Work to do:
1. Answer these questions about the forum thread on herd mentality:
(a) What habit does the opening comment say appears once comments reach a certain threshold above others?
(b) According to hhm, what is the voting scheme used for?
(c) How does umangjaipuria define herd mentality?
2. Please carry on the forum thread on herd mentality from its last sentence.

Passage given:
________________________

Please explain _why_ or _how_ you think YC promotes ME TOO mentality.

I'm not disagreeing or agreeing with you, I just want to know better where
you're coming from. For my own view, I see that there tends to be a habit of
mob upvoting of already upvoted comments once comments reach a certain
threshold above other comments in a discussion.

------
hhm
In my opinion, you are doing it wrong. The voting scheme doesn't promote herd
mentality, the voting scheme is used to sort the comments on the threads. Now,
should you measure yourself by your level of karma? NO. The smartest guys here
don't have the greatest karma necessarily, so you shouldn't care either. Say
what you have to say, and don't mind the score you are given because of it. Is
that being cynical? No: because you'll see that your comments with the biggest
score will often be trivial or simply wrong, so if you'd started following the
score you'd start posting trivial and wrong stuff. Don't do that. Just say
what you have to say, learn with us, teach us, and that's it.

------
umangjaipuria
Herd mentality = when everyone has the same opinions. Going by the number and
nature of comments, I don't think that is true.

Diversity of thought: Barring phenomena like the Chrome launch, look at the
variety of articles here. I think it's great. Remember that this isn't generic
news, but Hacker News. So it's going to be more internet & technology centric
that your Wall Street Journal.

________________________

Information supplied:
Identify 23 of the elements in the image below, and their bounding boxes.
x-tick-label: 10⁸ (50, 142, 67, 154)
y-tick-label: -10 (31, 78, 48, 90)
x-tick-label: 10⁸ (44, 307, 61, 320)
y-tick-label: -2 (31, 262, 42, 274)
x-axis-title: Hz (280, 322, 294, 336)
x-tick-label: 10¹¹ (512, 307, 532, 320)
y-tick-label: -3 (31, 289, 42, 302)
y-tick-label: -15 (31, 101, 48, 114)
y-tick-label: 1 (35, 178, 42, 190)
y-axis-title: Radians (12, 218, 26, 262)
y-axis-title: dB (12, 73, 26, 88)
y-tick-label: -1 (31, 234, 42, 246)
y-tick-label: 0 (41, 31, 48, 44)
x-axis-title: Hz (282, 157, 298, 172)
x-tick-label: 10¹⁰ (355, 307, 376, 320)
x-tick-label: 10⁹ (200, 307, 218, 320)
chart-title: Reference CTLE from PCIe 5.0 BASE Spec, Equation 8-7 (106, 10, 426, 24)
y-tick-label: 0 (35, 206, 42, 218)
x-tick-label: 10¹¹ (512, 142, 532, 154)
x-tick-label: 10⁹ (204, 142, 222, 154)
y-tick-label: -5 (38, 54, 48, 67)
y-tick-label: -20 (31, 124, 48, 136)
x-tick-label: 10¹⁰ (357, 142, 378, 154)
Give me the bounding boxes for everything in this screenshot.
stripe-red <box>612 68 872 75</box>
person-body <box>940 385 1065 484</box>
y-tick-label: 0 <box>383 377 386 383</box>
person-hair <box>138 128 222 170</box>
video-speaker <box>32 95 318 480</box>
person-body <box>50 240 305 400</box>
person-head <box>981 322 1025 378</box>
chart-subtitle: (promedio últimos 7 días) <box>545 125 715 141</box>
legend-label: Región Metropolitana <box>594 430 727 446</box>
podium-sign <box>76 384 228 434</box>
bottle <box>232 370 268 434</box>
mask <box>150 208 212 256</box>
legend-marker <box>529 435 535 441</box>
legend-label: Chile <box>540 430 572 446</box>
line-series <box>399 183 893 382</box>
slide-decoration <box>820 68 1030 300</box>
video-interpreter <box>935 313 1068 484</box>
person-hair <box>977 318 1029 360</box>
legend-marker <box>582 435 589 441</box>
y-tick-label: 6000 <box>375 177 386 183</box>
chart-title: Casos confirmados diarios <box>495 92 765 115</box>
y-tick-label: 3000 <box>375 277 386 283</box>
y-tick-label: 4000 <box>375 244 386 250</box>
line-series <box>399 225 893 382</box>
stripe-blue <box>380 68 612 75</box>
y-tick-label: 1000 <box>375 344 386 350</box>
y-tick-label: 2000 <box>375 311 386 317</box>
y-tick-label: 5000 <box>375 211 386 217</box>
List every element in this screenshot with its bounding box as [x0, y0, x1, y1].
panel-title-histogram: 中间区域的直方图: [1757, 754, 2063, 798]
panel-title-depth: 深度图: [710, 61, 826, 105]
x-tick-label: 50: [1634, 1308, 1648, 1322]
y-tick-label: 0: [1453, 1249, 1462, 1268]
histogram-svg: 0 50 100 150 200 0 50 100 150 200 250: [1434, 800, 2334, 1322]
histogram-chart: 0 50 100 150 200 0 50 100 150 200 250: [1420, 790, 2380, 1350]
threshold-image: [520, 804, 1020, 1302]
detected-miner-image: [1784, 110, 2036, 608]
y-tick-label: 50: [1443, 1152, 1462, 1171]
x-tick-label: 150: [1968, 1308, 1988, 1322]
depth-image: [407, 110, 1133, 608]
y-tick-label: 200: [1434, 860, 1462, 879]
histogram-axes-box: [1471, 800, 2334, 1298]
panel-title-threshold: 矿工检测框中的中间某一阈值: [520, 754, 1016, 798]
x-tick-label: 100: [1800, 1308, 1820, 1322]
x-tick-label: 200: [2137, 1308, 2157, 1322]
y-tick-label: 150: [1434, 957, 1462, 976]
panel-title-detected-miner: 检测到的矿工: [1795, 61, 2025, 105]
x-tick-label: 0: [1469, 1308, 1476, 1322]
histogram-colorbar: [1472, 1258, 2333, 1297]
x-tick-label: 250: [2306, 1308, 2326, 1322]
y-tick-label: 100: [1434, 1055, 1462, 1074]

________________________

Solved problems:
1.
(a) Mob upvoting of already upvoted comments.
(b) To sort the comments on the threads.
(c) When everyone has the same opinions.

2.
------
lallysingh
It's not the voting scheme causing the herd mentality. People tend to
subscribe to one train of thought until convinced otherwise (which, deep down,
is as much a popularity contest as anything else). It's the human herd you're
really complaining about.

Such complaints, btw, are (-1, Redundant).

------
vaksel
maybe turn off voting on comments, but keep voting for stories. That way good
stories get dug up and bad stories don't. And you don't have people voting you
down because you said something they might disagree with.

i.e. today I got voted down(went down to -1) because I said I don't like ads.

------
mick_m
Complaints like this turn up ever so often, but I guess Paul is still bitter
about losing the popularity contest back in high school
(<http://paulgraham.com/nerds.html>) and now wants to create a popularity
contest that's geared towards him winning from the get-go. Can't keep him from
doing that, all we can do is ignore the mods.